### TASK INSTRUCTIONS:
Only a number is expected: how many lines in the data below contain the word "label".

[Collected data entries]
● ● ● ● ● ● ●

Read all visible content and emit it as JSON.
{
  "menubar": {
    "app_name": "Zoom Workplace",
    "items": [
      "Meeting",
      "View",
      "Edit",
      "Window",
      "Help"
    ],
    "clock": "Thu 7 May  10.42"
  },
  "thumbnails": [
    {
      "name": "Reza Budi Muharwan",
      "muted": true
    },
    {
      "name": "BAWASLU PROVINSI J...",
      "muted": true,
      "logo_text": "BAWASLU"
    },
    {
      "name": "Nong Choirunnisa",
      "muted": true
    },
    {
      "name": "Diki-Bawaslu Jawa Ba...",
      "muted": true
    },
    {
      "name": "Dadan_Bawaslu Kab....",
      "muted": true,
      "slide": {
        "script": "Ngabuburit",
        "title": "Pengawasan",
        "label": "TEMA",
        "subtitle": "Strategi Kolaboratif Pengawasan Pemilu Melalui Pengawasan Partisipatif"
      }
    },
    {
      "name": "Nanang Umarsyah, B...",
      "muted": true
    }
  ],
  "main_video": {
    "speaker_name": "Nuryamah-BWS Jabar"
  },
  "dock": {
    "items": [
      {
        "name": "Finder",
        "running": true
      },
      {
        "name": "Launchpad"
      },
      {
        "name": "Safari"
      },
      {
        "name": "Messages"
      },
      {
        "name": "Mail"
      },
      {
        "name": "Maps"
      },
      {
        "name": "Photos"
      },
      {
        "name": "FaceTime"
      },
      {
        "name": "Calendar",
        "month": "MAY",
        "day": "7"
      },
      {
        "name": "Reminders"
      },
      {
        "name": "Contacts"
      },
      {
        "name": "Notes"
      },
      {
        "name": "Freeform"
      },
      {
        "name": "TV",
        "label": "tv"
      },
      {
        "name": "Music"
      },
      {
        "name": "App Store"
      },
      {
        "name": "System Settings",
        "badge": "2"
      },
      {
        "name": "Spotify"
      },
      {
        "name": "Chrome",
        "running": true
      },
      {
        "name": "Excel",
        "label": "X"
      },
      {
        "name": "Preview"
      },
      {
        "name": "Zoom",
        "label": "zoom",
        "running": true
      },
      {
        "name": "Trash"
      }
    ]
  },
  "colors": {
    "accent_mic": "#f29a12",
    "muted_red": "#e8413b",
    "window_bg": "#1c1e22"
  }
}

● ● ● ● ● ● ●

### COMPLETE RESPONSE:
4